> **DO THIS**
In the records below, pick out all lines containing the word "cycle".
>>
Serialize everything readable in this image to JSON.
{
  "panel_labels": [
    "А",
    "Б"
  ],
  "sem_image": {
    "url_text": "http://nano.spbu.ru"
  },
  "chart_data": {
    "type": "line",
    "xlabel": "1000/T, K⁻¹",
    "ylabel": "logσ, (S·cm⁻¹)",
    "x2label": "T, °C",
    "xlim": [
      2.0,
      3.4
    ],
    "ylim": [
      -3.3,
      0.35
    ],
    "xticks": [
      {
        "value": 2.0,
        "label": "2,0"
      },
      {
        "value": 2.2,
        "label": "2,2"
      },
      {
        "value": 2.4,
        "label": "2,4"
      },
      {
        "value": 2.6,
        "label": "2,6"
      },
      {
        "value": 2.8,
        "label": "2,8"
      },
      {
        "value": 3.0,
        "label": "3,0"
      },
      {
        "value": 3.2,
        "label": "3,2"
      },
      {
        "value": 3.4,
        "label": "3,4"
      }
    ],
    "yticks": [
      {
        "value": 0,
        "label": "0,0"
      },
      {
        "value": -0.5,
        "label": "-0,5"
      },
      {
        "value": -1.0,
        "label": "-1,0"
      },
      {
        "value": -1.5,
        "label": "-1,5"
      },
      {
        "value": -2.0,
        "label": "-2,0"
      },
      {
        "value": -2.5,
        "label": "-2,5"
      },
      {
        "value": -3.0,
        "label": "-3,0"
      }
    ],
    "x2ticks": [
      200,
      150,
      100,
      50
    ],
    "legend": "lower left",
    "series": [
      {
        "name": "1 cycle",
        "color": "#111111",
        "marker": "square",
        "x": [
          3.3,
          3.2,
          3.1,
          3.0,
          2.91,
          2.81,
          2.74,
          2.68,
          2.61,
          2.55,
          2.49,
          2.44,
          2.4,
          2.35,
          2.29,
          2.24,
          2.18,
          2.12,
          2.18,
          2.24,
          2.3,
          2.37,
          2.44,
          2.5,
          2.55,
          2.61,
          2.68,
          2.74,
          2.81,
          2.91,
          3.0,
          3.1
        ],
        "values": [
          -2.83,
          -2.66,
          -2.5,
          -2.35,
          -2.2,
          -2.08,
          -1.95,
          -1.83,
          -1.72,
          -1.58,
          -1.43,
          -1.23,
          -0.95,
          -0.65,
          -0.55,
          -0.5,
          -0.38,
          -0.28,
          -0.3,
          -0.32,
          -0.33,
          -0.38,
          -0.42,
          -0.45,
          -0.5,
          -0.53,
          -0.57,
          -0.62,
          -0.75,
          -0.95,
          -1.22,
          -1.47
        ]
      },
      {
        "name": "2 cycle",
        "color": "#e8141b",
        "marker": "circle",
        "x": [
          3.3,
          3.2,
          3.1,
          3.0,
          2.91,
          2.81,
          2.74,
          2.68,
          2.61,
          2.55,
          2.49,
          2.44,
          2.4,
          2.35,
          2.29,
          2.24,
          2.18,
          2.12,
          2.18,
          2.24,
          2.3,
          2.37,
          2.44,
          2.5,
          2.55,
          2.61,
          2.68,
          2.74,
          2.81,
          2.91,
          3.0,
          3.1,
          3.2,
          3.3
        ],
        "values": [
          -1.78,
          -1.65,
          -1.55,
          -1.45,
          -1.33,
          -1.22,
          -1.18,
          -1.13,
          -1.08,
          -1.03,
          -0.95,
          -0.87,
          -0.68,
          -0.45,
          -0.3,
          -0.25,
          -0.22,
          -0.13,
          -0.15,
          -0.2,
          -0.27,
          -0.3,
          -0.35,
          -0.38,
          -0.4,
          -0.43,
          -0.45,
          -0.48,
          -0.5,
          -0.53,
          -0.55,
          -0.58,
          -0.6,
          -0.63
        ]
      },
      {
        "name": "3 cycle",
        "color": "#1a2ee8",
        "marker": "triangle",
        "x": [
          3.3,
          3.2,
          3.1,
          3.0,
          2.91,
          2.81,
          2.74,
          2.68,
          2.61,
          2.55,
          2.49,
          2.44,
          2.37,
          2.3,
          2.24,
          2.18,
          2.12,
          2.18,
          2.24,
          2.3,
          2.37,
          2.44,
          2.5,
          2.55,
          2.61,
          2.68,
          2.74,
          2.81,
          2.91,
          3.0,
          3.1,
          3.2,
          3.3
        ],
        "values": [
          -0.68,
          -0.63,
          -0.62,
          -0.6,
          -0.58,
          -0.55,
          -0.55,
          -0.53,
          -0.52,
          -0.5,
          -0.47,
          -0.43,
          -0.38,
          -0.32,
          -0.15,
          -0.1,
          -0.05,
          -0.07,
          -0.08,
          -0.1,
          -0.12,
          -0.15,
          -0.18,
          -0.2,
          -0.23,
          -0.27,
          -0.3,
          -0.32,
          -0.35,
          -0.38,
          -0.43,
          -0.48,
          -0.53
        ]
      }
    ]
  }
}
<<
> **EXERCISE RESULT**
        "name": "1 cycle",
        "name": "2 cycle",
        "name": "3 cycle",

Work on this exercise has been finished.